Task statement:
Extract the listing in its entirety, keeping each line identical to the original.

START Excerpted records

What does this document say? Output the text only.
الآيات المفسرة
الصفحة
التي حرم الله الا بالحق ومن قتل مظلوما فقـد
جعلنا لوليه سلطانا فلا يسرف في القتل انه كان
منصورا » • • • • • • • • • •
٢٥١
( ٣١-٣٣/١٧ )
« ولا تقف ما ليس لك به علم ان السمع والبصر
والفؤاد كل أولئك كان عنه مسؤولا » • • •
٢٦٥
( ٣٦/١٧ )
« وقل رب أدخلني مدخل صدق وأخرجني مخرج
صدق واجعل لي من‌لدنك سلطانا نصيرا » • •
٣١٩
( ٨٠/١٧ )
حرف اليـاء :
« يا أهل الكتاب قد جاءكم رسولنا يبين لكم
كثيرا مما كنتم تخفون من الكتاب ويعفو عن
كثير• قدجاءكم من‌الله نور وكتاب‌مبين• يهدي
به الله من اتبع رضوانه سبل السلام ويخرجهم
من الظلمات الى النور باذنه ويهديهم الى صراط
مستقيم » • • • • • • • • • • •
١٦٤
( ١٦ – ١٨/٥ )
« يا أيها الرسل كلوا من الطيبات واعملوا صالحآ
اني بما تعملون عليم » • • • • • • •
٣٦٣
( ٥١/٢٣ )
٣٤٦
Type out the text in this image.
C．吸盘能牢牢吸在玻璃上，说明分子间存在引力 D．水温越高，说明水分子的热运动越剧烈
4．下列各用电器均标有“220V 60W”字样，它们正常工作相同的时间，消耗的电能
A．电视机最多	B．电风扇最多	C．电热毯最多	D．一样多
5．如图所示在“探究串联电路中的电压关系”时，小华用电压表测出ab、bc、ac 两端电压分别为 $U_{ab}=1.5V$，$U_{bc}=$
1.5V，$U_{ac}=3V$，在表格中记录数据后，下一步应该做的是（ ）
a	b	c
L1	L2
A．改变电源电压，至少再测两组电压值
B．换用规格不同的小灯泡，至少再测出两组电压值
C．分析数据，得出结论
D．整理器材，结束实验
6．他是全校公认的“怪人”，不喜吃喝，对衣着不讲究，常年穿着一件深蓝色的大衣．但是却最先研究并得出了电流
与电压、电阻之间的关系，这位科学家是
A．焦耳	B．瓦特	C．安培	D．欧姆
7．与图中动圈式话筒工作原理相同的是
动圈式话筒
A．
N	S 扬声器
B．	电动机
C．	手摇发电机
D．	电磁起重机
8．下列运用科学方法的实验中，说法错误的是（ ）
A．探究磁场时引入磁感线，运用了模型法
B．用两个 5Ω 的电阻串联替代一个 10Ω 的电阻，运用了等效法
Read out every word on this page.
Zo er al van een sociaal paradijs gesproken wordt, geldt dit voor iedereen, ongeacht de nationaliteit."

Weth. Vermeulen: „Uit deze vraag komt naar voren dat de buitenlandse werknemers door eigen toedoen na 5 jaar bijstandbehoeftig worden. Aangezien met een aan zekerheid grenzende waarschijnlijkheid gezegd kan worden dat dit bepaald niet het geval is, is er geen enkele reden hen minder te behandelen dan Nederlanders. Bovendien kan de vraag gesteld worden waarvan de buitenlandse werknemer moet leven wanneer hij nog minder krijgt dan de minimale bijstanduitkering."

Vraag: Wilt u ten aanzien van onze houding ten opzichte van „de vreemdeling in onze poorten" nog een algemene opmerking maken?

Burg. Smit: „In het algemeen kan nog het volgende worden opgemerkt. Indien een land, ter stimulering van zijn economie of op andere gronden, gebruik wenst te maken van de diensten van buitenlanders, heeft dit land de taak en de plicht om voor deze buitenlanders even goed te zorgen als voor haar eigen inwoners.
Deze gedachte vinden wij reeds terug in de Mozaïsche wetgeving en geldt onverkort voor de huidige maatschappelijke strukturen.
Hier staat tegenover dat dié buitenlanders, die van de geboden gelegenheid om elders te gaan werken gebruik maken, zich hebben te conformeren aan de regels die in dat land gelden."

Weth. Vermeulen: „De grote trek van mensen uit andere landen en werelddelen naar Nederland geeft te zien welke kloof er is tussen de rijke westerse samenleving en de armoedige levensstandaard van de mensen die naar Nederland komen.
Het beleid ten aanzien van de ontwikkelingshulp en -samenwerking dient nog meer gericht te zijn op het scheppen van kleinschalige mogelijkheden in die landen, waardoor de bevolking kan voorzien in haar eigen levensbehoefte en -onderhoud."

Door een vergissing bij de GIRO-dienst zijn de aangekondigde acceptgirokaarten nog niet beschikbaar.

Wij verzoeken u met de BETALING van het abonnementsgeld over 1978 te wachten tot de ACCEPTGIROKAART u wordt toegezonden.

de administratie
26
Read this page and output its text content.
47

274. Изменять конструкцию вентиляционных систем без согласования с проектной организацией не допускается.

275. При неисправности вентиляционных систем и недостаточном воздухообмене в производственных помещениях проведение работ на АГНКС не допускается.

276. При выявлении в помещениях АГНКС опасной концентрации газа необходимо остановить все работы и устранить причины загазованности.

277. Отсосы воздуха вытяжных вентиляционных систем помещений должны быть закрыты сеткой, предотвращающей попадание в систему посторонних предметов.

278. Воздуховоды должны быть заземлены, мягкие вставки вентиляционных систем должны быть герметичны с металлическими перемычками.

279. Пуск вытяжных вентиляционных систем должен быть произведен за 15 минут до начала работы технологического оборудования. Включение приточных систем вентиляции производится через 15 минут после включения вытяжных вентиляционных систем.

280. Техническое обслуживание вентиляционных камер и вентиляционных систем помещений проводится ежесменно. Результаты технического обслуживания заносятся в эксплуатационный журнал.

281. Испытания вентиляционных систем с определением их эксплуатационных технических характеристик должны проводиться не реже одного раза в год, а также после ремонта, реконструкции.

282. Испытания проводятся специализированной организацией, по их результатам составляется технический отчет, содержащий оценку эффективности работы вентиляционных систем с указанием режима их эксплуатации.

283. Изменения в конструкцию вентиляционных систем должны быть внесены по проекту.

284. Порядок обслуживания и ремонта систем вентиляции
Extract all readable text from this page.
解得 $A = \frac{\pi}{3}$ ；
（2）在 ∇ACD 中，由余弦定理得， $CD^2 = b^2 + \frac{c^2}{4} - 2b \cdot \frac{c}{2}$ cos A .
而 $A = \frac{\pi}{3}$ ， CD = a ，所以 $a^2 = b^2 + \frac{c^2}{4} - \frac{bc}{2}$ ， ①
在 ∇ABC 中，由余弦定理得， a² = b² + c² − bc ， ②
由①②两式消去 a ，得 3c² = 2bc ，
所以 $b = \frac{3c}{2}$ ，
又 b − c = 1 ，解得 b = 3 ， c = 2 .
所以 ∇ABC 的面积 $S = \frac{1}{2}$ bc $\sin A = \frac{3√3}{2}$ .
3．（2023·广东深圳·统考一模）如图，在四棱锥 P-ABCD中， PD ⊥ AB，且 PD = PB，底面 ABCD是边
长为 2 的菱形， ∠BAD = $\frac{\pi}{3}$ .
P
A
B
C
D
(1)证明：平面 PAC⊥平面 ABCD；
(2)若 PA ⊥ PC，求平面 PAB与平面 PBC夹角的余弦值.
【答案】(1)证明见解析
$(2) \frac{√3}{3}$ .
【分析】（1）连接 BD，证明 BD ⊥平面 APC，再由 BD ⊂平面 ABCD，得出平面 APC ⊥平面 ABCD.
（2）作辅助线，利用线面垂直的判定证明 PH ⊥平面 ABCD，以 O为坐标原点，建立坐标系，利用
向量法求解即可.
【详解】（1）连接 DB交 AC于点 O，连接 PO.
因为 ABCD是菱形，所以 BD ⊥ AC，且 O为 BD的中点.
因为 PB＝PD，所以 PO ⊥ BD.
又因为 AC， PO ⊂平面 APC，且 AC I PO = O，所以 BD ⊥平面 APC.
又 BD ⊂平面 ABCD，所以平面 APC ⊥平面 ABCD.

END Excerpted records

Written answer:
What does this document say? Output the text only.
الآيات المفسرة
الصفحة
التي حرم الله الا بالحق ومن قتل مظلوما فقـد
جعلنا لوليه سلطانا فلا يسرف في القتل انه كان
منصورا » • • • • • • • • • •
٢٥١
( ٣١-٣٣/١٧ )
« ولا تقف ما ليس لك به علم ان السمع والبصر
والفؤاد كل أولئك كان عنه مسؤولا » • • •
٢٦٥
( ٣٦/١٧ )
« وقل رب أدخلني مدخل صدق وأخرجني مخرج
صدق واجعل لي من‌لدنك سلطانا نصيرا » • •
٣١٩
( ٨٠/١٧ )
حرف اليـاء :
« يا أهل الكتاب قد جاءكم رسولنا يبين لكم
كثيرا مما كنتم تخفون من الكتاب ويعفو عن
كثير• قدجاءكم من‌الله نور وكتاب‌مبين• يهدي
به الله من اتبع رضوانه سبل السلام ويخرجهم
من الظلمات الى النور باذنه ويهديهم الى صراط
مستقيم » • • • • • • • • • • •
١٦٤
( ١٦ – ١٨/٥ )
« يا أيها الرسل كلوا من الطيبات واعملوا صالحآ
اني بما تعملون عليم » • • • • • • •
٣٦٣
( ٥١/٢٣ )
٣٤٦
Type out the text in this image.
C．吸盘能牢牢吸在玻璃上，说明分子间存在引力 D．水温越高，说明水分子的热运动越剧烈
4．下列各用电器均标有“220V 60W”字样，它们正常工作相同的时间，消耗的电能
A．电视机最多	B．电风扇最多	C．电热毯最多	D．一样多
5．如图所示在“探究串联电路中的电压关系”时，小华用电压表测出ab、bc、ac 两端电压分别为 $U_{ab}=1.5V$，$U_{bc}=$
1.5V，$U_{ac}=3V$，在表格中记录数据后，下一步应该做的是（ ）
a	b	c
L1	L2
A．改变电源电压，至少再测两组电压值
B．换用规格不同的小灯泡，至少再测出两组电压值
C．分析数据，得出结论
D．整理器材，结束实验
6．他是全校公认的“怪人”，不喜吃喝，对衣着不讲究，常年穿着一件深蓝色的大衣．但是却最先研究并得出了电流
与电压、电阻之间的关系，这位科学家是
A．焦耳	B．瓦特	C．安培	D．欧姆
7．与图中动圈式话筒工作原理相同的是
动圈式话筒
A．
N	S 扬声器
B．	电动机
C．	手摇发电机
D．	电磁起重机
8．下列运用科学方法的实验中，说法错误的是（ ）
A．探究磁场时引入磁感线，运用了模型法
B．用两个 5Ω 的电阻串联替代一个 10Ω 的电阻，运用了等效法
Read out every word on this page.
Zo er al van een sociaal paradijs gesproken wordt, geldt dit voor iedereen, ongeacht de nationaliteit."

Weth. Vermeulen: „Uit deze vraag komt naar voren dat de buitenlandse werknemers door eigen toedoen na 5 jaar bijstandbehoeftig worden. Aangezien met een aan zekerheid grenzende waarschijnlijkheid gezegd kan worden dat dit bepaald niet het geval is, is er geen enkele reden hen minder te behandelen dan Nederlanders. Bovendien kan de vraag gesteld worden waarvan de buitenlandse werknemer moet leven wanneer hij nog minder krijgt dan de minimale bijstanduitkering."

Vraag: Wilt u ten aanzien van onze houding ten opzichte van „de vreemdeling in onze poorten" nog een algemene opmerking maken?

Burg. Smit: „In het algemeen kan nog het volgende worden opgemerkt. Indien een land, ter stimulering van zijn economie of op andere gronden, gebruik wenst te maken van de diensten van buitenlanders, heeft dit land de taak en de plicht om voor deze buitenlanders even goed te zorgen als voor haar eigen inwoners.
Deze gedachte vinden wij reeds terug in de Mozaïsche wetgeving en geldt onverkort voor de huidige maatschappelijke strukturen.
Hier staat tegenover dat dié buitenlanders, die van de geboden gelegenheid om elders te gaan werken gebruik maken, zich hebben te conformeren aan de regels die in dat land gelden."

Weth. Vermeulen: „De grote trek van mensen uit andere landen en werelddelen naar Nederland geeft te zien welke kloof er is tussen de rijke westerse samenleving en de armoedige levensstandaard van de mensen die naar Nederland komen.
Het beleid ten aanzien van de ontwikkelingshulp en -samenwerking dient nog meer gericht te zijn op het scheppen van kleinschalige mogelijkheden in die landen, waardoor de bevolking kan voorzien in haar eigen levensbehoefte en -onderhoud."

Door een vergissing bij de GIRO-dienst zijn de aangekondigde acceptgirokaarten nog niet beschikbaar.

Wij verzoeken u met de BETALING van het abonnementsgeld over 1978 te wachten tot de ACCEPTGIROKAART u wordt toegezonden.

de administratie
26
Read this page and output its text content.
47

274. Изменять конструкцию вентиляционных систем без согласования с проектной организацией не допускается.

275. При неисправности вентиляционных систем и недостаточном воздухообмене в производственных помещениях проведение работ на АГНКС не допускается.

276. При выявлении в помещениях АГНКС опасной концентрации газа необходимо остановить все работы и устранить причины загазованности.

277. Отсосы воздуха вытяжных вентиляционных систем помещений должны быть закрыты сеткой, предотвращающей попадание в систему посторонних предметов.

278. Воздуховоды должны быть заземлены, мягкие вставки вентиляционных систем должны быть герметичны с металлическими перемычками.

279. Пуск вытяжных вентиляционных систем должен быть произведен за 15 минут до начала работы технологического оборудования. Включение приточных систем вентиляции производится через 15 минут после включения вытяжных вентиляционных систем.

280. Техническое обслуживание вентиляционных камер и вентиляционных систем помещений проводится ежесменно. Результаты технического обслуживания заносятся в эксплуатационный журнал.

281. Испытания вентиляционных систем с определением их эксплуатационных технических характеристик должны проводиться не реже одного раза в год, а также после ремонта, реконструкции.

282. Испытания проводятся специализированной организацией, по их результатам составляется технический отчет, содержащий оценку эффективности работы вентиляционных систем с указанием режима их эксплуатации.

283. Изменения в конструкцию вентиляционных систем должны быть внесены по проекту.

284. Порядок обслуживания и ремонта систем вентиляции
Extract all readable text from this page.
解得 $A = \frac{\pi}{3}$ ；
（2）在 ∇ACD 中，由余弦定理得， $CD^2 = b^2 + \frac{c^2}{4} - 2b \cdot \frac{c}{2}$ cos A .
而 $A = \frac{\pi}{3}$ ， CD = a ，所以 $a^2 = b^2 + \frac{c^2}{4} - \frac{bc}{2}$ ， ①
在 ∇ABC 中，由余弦定理得， a² = b² + c² − bc ， ②
由①②两式消去 a ，得 3c² = 2bc ，
所以 $b = \frac{3c}{2}$ ，
又 b − c = 1 ，解得 b = 3 ， c = 2 .
所以 ∇ABC 的面积 $S = \frac{1}{2}$ bc $\sin A = \frac{3√3}{2}$ .
3．（2023·广东深圳·统考一模）如图，在四棱锥 P-ABCD中， PD ⊥ AB，且 PD = PB，底面 ABCD是边
长为 2 的菱形， ∠BAD = $\frac{\pi}{3}$ .
P
A
B
C
D
(1)证明：平面 PAC⊥平面 ABCD；
(2)若 PA ⊥ PC，求平面 PAB与平面 PBC夹角的余弦值.
【答案】(1)证明见解析
$(2) \frac{√3}{3}$ .
【分析】（1）连接 BD，证明 BD ⊥平面 APC，再由 BD ⊂平面 ABCD，得出平面 APC ⊥平面 ABCD.
（2）作辅助线，利用线面垂直的判定证明 PH ⊥平面 ABCD，以 O为坐标原点，建立坐标系，利用
向量法求解即可.
【详解】（1）连接 DB交 AC于点 O，连接 PO.
因为 ABCD是菱形，所以 BD ⊥ AC，且 O为 BD的中点.
因为 PB＝PD，所以 PO ⊥ BD.
又因为 AC， PO ⊂平面 APC，且 AC I PO = O，所以 BD ⊥平面 APC.
又 BD ⊂平面 ABCD，所以平面 APC ⊥平面 ABCD.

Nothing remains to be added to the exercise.